[Start Material for this exercise]

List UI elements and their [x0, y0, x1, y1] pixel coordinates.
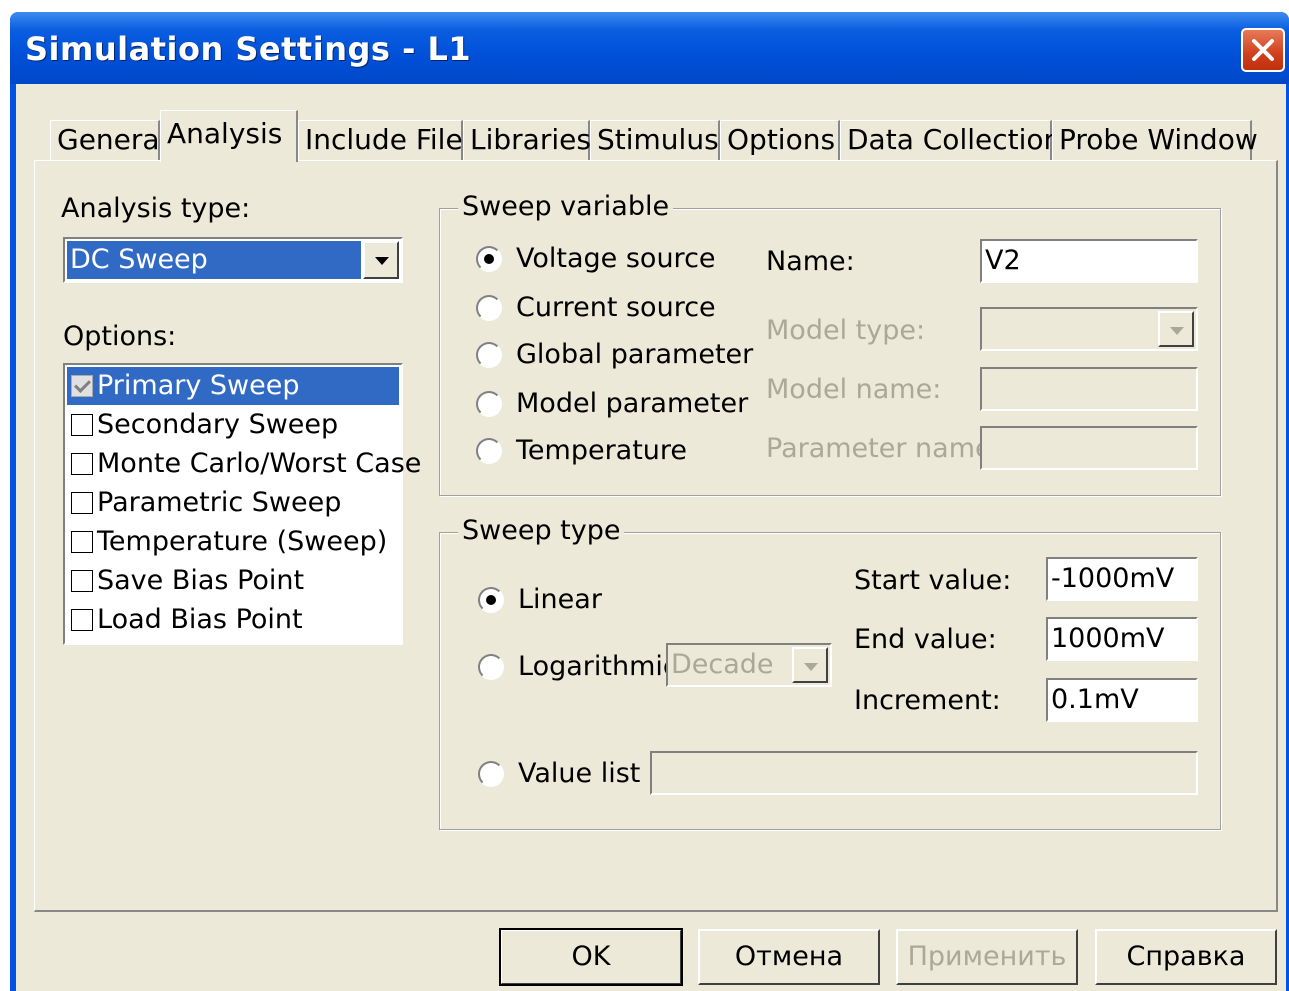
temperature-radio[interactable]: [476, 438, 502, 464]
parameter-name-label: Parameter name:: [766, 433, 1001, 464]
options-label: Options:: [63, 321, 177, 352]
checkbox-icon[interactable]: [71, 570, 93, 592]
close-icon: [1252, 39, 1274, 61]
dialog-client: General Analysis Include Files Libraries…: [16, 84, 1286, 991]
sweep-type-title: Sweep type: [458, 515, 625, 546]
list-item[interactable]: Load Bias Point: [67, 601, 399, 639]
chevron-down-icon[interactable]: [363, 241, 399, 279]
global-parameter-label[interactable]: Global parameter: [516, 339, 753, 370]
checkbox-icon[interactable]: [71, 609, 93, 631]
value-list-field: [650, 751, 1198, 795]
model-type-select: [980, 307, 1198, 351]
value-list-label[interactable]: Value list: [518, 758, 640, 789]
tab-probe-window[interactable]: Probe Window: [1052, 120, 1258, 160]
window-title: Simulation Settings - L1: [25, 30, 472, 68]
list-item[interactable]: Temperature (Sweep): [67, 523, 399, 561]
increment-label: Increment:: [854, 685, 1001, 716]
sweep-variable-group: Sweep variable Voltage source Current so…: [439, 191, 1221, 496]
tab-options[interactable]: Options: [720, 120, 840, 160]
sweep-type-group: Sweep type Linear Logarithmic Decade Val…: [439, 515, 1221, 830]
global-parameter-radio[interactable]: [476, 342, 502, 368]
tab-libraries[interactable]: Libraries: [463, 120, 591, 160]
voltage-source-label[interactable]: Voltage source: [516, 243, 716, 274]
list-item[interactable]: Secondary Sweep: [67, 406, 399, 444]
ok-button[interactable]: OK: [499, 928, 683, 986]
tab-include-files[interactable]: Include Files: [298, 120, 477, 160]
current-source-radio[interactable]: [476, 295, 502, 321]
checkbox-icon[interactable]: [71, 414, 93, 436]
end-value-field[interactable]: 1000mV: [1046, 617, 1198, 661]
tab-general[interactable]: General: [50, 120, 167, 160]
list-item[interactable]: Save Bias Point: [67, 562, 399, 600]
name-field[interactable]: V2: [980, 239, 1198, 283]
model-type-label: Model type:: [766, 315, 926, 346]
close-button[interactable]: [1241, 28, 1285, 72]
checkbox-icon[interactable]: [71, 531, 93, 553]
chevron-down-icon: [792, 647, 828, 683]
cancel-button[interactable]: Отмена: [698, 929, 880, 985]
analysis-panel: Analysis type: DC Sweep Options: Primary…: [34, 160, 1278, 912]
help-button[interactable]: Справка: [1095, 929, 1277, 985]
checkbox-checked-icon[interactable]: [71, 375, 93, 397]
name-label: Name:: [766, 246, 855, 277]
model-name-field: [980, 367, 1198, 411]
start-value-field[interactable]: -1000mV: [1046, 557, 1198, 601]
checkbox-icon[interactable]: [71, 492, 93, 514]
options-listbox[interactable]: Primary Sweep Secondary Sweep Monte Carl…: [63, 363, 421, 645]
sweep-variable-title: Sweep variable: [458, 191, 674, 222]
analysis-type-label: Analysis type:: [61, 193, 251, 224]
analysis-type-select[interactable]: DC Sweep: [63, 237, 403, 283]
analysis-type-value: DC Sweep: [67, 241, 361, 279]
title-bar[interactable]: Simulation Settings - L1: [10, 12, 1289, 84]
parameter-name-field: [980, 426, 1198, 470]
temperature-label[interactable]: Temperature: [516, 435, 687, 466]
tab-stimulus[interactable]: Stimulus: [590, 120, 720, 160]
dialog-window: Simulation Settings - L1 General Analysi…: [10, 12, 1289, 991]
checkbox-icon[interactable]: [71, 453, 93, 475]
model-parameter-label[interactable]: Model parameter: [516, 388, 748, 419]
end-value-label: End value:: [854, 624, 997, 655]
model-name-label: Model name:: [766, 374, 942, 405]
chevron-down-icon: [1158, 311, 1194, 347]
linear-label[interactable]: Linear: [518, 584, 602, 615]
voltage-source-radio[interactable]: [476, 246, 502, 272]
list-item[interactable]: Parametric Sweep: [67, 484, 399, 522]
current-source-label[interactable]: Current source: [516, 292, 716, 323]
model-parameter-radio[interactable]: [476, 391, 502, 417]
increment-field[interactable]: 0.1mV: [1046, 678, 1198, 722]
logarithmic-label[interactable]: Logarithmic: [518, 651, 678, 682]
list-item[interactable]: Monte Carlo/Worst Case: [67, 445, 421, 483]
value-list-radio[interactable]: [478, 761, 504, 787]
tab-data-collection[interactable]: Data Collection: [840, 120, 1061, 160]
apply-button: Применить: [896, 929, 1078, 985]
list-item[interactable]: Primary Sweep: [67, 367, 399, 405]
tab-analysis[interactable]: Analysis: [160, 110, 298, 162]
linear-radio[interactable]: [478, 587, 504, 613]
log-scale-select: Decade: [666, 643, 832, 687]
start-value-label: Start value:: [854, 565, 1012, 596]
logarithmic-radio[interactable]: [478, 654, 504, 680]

[End Material for this exercise]

• [Exercise task] Rename "Monte Carlo" to "Random Sampling" throughout the lines above, and reproduce every line otherwise unchanged. Omit the picture from your answer.

• [Task solution]
List UI elements and their [x0, y0, x1, y1] pixel coordinates.
temperature-radio[interactable]: [476, 438, 502, 464]
parameter-name-label: Parameter name:: [766, 433, 1001, 464]
options-label: Options:: [63, 321, 177, 352]
checkbox-icon[interactable]: [71, 570, 93, 592]
close-icon: [1252, 39, 1274, 61]
dialog-client: General Analysis Include Files Libraries…: [16, 84, 1286, 991]
sweep-type-title: Sweep type: [458, 515, 625, 546]
list-item[interactable]: Load Bias Point: [67, 601, 399, 639]
chevron-down-icon[interactable]: [363, 241, 399, 279]
global-parameter-label[interactable]: Global parameter: [516, 339, 753, 370]
checkbox-icon[interactable]: [71, 609, 93, 631]
value-list-field: [650, 751, 1198, 795]
model-type-select: [980, 307, 1198, 351]
value-list-label[interactable]: Value list: [518, 758, 640, 789]
tab-probe-window[interactable]: Probe Window: [1052, 120, 1258, 160]
window-title: Simulation Settings - L1: [25, 30, 472, 68]
list-item[interactable]: Temperature (Sweep): [67, 523, 399, 561]
increment-label: Increment:: [854, 685, 1001, 716]
sweep-variable-group: Sweep variable Voltage source Current so…: [439, 191, 1221, 496]
tab-options[interactable]: Options: [720, 120, 840, 160]
sweep-type-group: Sweep type Linear Logarithmic Decade Val…: [439, 515, 1221, 830]
global-parameter-radio[interactable]: [476, 342, 502, 368]
tab-libraries[interactable]: Libraries: [463, 120, 591, 160]
voltage-source-label[interactable]: Voltage source: [516, 243, 716, 274]
list-item[interactable]: Secondary Sweep: [67, 406, 399, 444]
ok-button[interactable]: OK: [499, 928, 683, 986]
tab-include-files[interactable]: Include Files: [298, 120, 477, 160]
current-source-radio[interactable]: [476, 295, 502, 321]
checkbox-icon[interactable]: [71, 414, 93, 436]
end-value-field[interactable]: 1000mV: [1046, 617, 1198, 661]
tab-general[interactable]: General: [50, 120, 167, 160]
list-item[interactable]: Save Bias Point: [67, 562, 399, 600]
name-field[interactable]: V2: [980, 239, 1198, 283]
model-type-label: Model type:: [766, 315, 926, 346]
close-button[interactable]: [1241, 28, 1285, 72]
checkbox-icon[interactable]: [71, 531, 93, 553]
chevron-down-icon: [792, 647, 828, 683]
cancel-button[interactable]: Отмена: [698, 929, 880, 985]
analysis-panel: Analysis type: DC Sweep Options: Primary…: [34, 160, 1278, 912]
help-button[interactable]: Справка: [1095, 929, 1277, 985]
checkbox-checked-icon[interactable]: [71, 375, 93, 397]
name-label: Name:: [766, 246, 855, 277]
model-name-field: [980, 367, 1198, 411]
start-value-field[interactable]: -1000mV: [1046, 557, 1198, 601]
checkbox-icon[interactable]: [71, 492, 93, 514]
options-listbox[interactable]: Primary Sweep Secondary Sweep Monte Carl…: [63, 363, 421, 645]
sweep-variable-title: Sweep variable: [458, 191, 674, 222]
analysis-type-label: Analysis type:: [61, 193, 251, 224]
analysis-type-select[interactable]: DC Sweep: [63, 237, 403, 283]
analysis-type-value: DC Sweep: [67, 241, 361, 279]
title-bar[interactable]: Simulation Settings - L1: [10, 12, 1289, 84]
parameter-name-field: [980, 426, 1198, 470]
temperature-label[interactable]: Temperature: [516, 435, 687, 466]
tab-stimulus[interactable]: Stimulus: [590, 120, 720, 160]
dialog-window: Simulation Settings - L1 General Analysi…: [10, 12, 1289, 991]
checkbox-icon[interactable]: [71, 453, 93, 475]
model-parameter-label[interactable]: Model parameter: [516, 388, 748, 419]
end-value-label: End value:: [854, 624, 997, 655]
model-name-label: Model name:: [766, 374, 942, 405]
chevron-down-icon: [1158, 311, 1194, 347]
linear-label[interactable]: Linear: [518, 584, 602, 615]
voltage-source-radio[interactable]: [476, 246, 502, 272]
list-item[interactable]: Parametric Sweep: [67, 484, 399, 522]
current-source-label[interactable]: Current source: [516, 292, 716, 323]
model-parameter-radio[interactable]: [476, 391, 502, 417]
increment-field[interactable]: 0.1mV: [1046, 678, 1198, 722]
logarithmic-label[interactable]: Logarithmic: [518, 651, 678, 682]
list-item[interactable]: Random Sampling/Worst Case: [67, 445, 421, 483]
value-list-radio[interactable]: [478, 761, 504, 787]
tab-data-collection[interactable]: Data Collection: [840, 120, 1061, 160]
apply-button: Применить: [896, 929, 1078, 985]
list-item[interactable]: Primary Sweep: [67, 367, 399, 405]
tab-analysis[interactable]: Analysis: [160, 110, 298, 162]
linear-radio[interactable]: [478, 587, 504, 613]
log-scale-select: Decade: [666, 643, 832, 687]
start-value-label: Start value:: [854, 565, 1012, 596]
logarithmic-radio[interactable]: [478, 654, 504, 680]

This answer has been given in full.